═══ Provided data ═══

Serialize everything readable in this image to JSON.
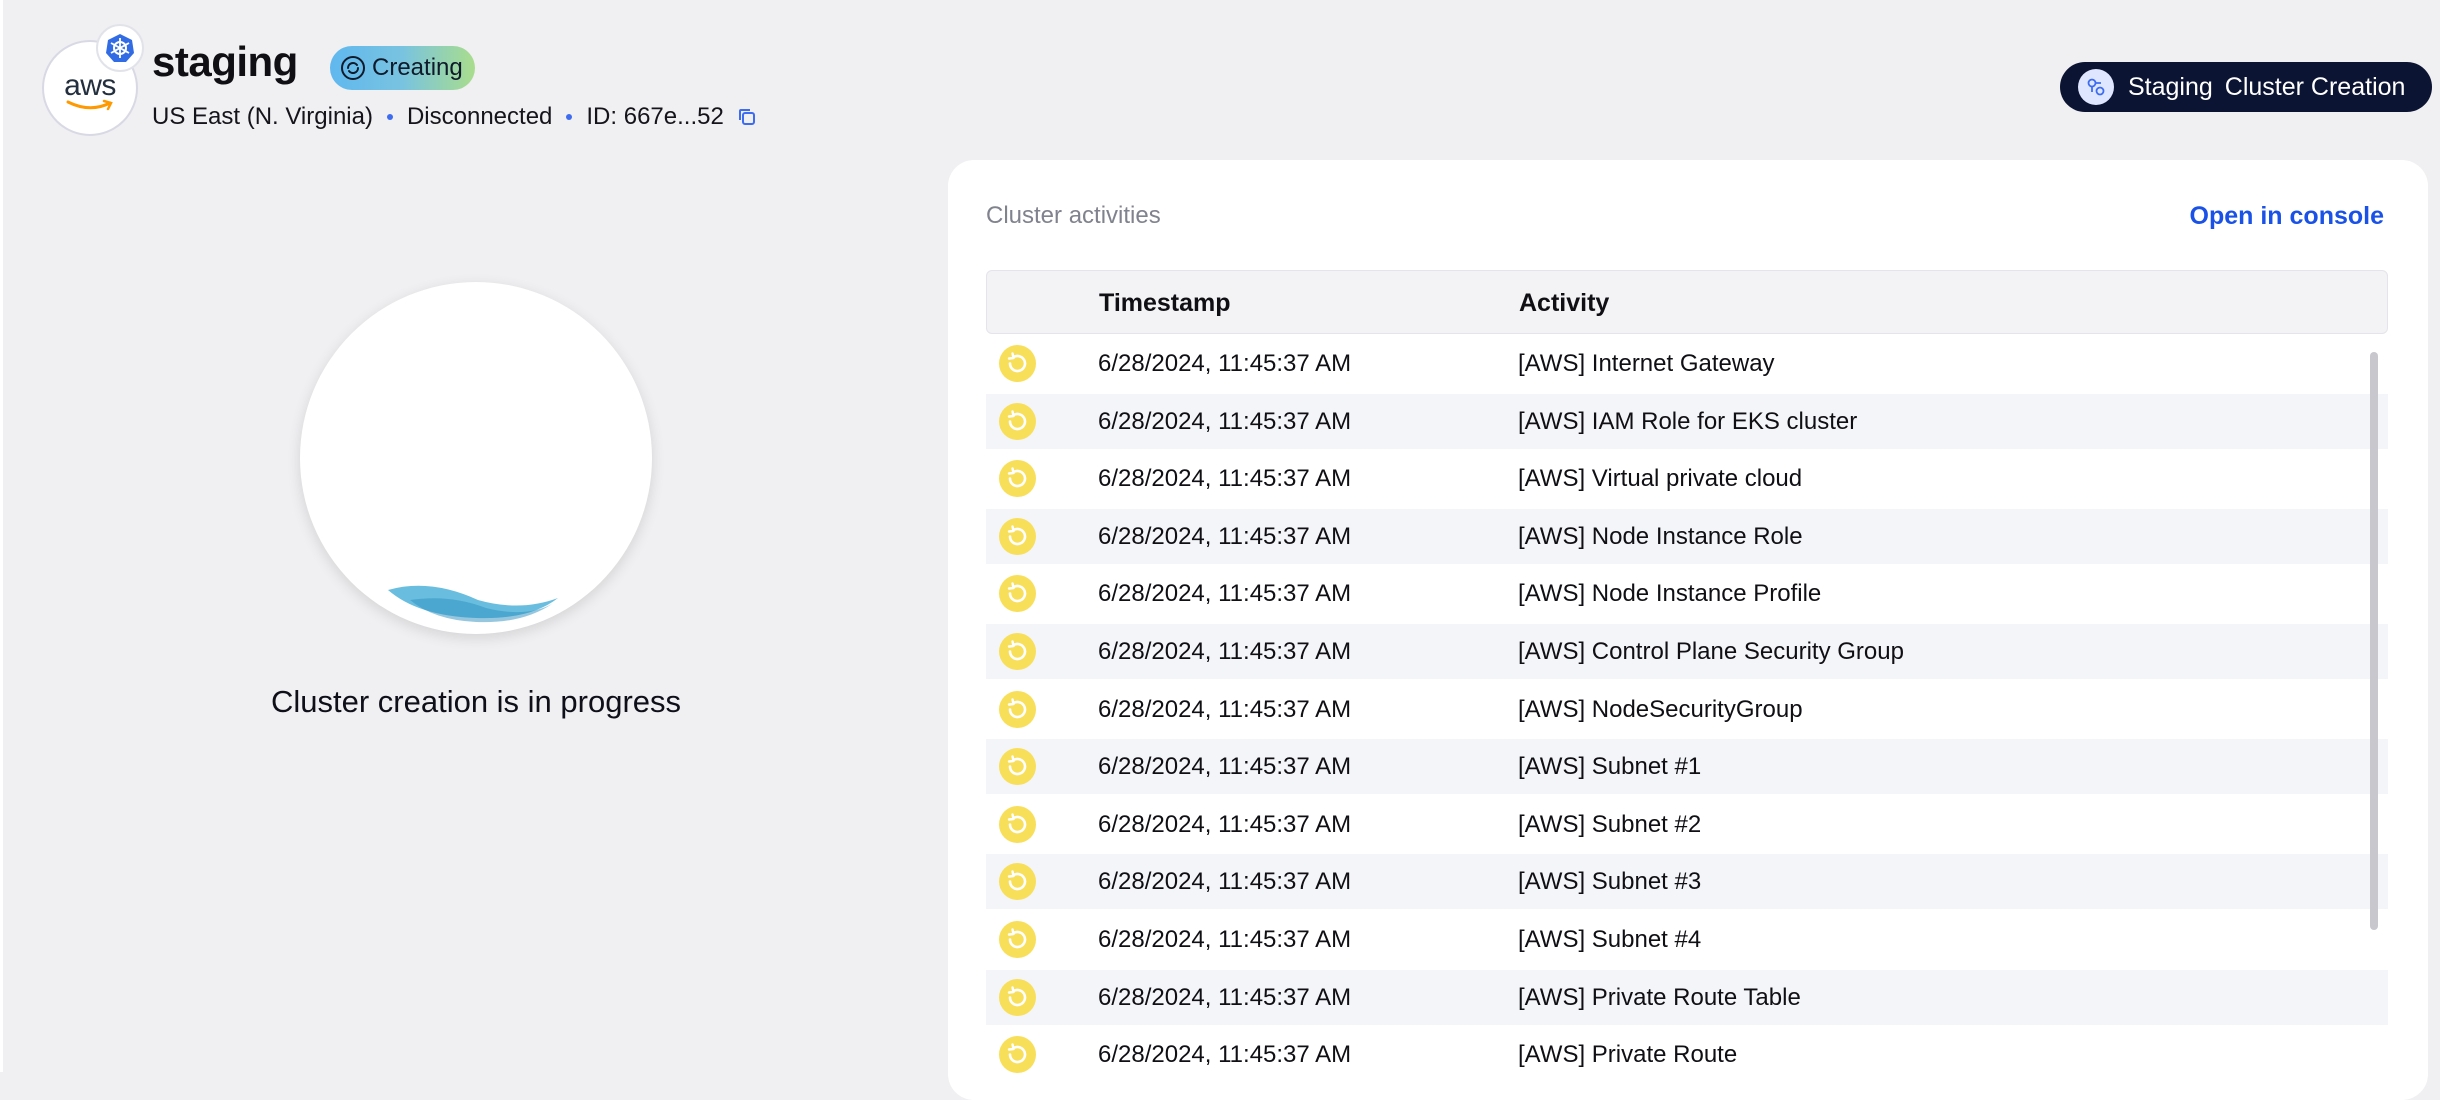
{
  "header": {
    "provider_logo": "aws",
    "cluster_name": "staging",
    "status": "Creating",
    "region": "US East (N. Virginia)",
    "connection": "Disconnected",
    "id_label": "ID: 667e...52",
    "environment_pill": {
      "env": "Staging",
      "label": "Cluster Creation"
    }
  },
  "progress": {
    "label": "Cluster creation is in progress",
    "level": 0.05
  },
  "activities": {
    "title": "Cluster activities",
    "open_console": "Open in console",
    "columns": [
      "",
      "Timestamp",
      "Activity"
    ],
    "rows": [
      {
        "status_icon": "in-progress-icon",
        "timestamp": "6/28/2024, 11:45:37 AM",
        "activity": "[AWS] Internet Gateway"
      },
      {
        "status_icon": "in-progress-icon",
        "timestamp": "6/28/2024, 11:45:37 AM",
        "activity": "[AWS] IAM Role for EKS cluster"
      },
      {
        "status_icon": "in-progress-icon",
        "timestamp": "6/28/2024, 11:45:37 AM",
        "activity": "[AWS] Virtual private cloud"
      },
      {
        "status_icon": "in-progress-icon",
        "timestamp": "6/28/2024, 11:45:37 AM",
        "activity": "[AWS] Node Instance Role"
      },
      {
        "status_icon": "in-progress-icon",
        "timestamp": "6/28/2024, 11:45:37 AM",
        "activity": "[AWS] Node Instance Profile"
      },
      {
        "status_icon": "in-progress-icon",
        "timestamp": "6/28/2024, 11:45:37 AM",
        "activity": "[AWS] Control Plane Security Group"
      },
      {
        "status_icon": "in-progress-icon",
        "timestamp": "6/28/2024, 11:45:37 AM",
        "activity": "[AWS] NodeSecurityGroup"
      },
      {
        "status_icon": "in-progress-icon",
        "timestamp": "6/28/2024, 11:45:37 AM",
        "activity": "[AWS] Subnet #1"
      },
      {
        "status_icon": "in-progress-icon",
        "timestamp": "6/28/2024, 11:45:37 AM",
        "activity": "[AWS] Subnet #2"
      },
      {
        "status_icon": "in-progress-icon",
        "timestamp": "6/28/2024, 11:45:37 AM",
        "activity": "[AWS] Subnet #3"
      },
      {
        "status_icon": "in-progress-icon",
        "timestamp": "6/28/2024, 11:45:37 AM",
        "activity": "[AWS] Subnet #4"
      },
      {
        "status_icon": "in-progress-icon",
        "timestamp": "6/28/2024, 11:45:37 AM",
        "activity": "[AWS] Private Route Table"
      },
      {
        "status_icon": "in-progress-icon",
        "timestamp": "6/28/2024, 11:45:37 AM",
        "activity": "[AWS] Private Route"
      }
    ]
  },
  "colors": {
    "accent_blue": "#1a52e8",
    "pending_yellow": "#f8df5a",
    "env_pill_bg": "#0c1433",
    "wave_blue": "#4fb3d9"
  }
}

═══

> Work to do
Make an exact copy of the data above, pictures excluded.

> Exercise output
Serialize everything readable in this image to JSON.
{
  "header": {
    "provider_logo": "aws",
    "cluster_name": "staging",
    "status": "Creating",
    "region": "US East (N. Virginia)",
    "connection": "Disconnected",
    "id_label": "ID: 667e...52",
    "environment_pill": {
      "env": "Staging",
      "label": "Cluster Creation"
    }
  },
  "progress": {
    "label": "Cluster creation is in progress",
    "level": 0.05
  },
  "activities": {
    "title": "Cluster activities",
    "open_console": "Open in console",
    "columns": [
      "",
      "Timestamp",
      "Activity"
    ],
    "rows": [
      {
        "status_icon": "in-progress-icon",
        "timestamp": "6/28/2024, 11:45:37 AM",
        "activity": "[AWS] Internet Gateway"
      },
      {
        "status_icon": "in-progress-icon",
        "timestamp": "6/28/2024, 11:45:37 AM",
        "activity": "[AWS] IAM Role for EKS cluster"
      },
      {
        "status_icon": "in-progress-icon",
        "timestamp": "6/28/2024, 11:45:37 AM",
        "activity": "[AWS] Virtual private cloud"
      },
      {
        "status_icon": "in-progress-icon",
        "timestamp": "6/28/2024, 11:45:37 AM",
        "activity": "[AWS] Node Instance Role"
      },
      {
        "status_icon": "in-progress-icon",
        "timestamp": "6/28/2024, 11:45:37 AM",
        "activity": "[AWS] Node Instance Profile"
      },
      {
        "status_icon": "in-progress-icon",
        "timestamp": "6/28/2024, 11:45:37 AM",
        "activity": "[AWS] Control Plane Security Group"
      },
      {
        "status_icon": "in-progress-icon",
        "timestamp": "6/28/2024, 11:45:37 AM",
        "activity": "[AWS] NodeSecurityGroup"
      },
      {
        "status_icon": "in-progress-icon",
        "timestamp": "6/28/2024, 11:45:37 AM",
        "activity": "[AWS] Subnet #1"
      },
      {
        "status_icon": "in-progress-icon",
        "timestamp": "6/28/2024, 11:45:37 AM",
        "activity": "[AWS] Subnet #2"
      },
      {
        "status_icon": "in-progress-icon",
        "timestamp": "6/28/2024, 11:45:37 AM",
        "activity": "[AWS] Subnet #3"
      },
      {
        "status_icon": "in-progress-icon",
        "timestamp": "6/28/2024, 11:45:37 AM",
        "activity": "[AWS] Subnet #4"
      },
      {
        "status_icon": "in-progress-icon",
        "timestamp": "6/28/2024, 11:45:37 AM",
        "activity": "[AWS] Private Route Table"
      },
      {
        "status_icon": "in-progress-icon",
        "timestamp": "6/28/2024, 11:45:37 AM",
        "activity": "[AWS] Private Route"
      }
    ]
  },
  "colors": {
    "accent_blue": "#1a52e8",
    "pending_yellow": "#f8df5a",
    "env_pill_bg": "#0c1433",
    "wave_blue": "#4fb3d9"
  }
}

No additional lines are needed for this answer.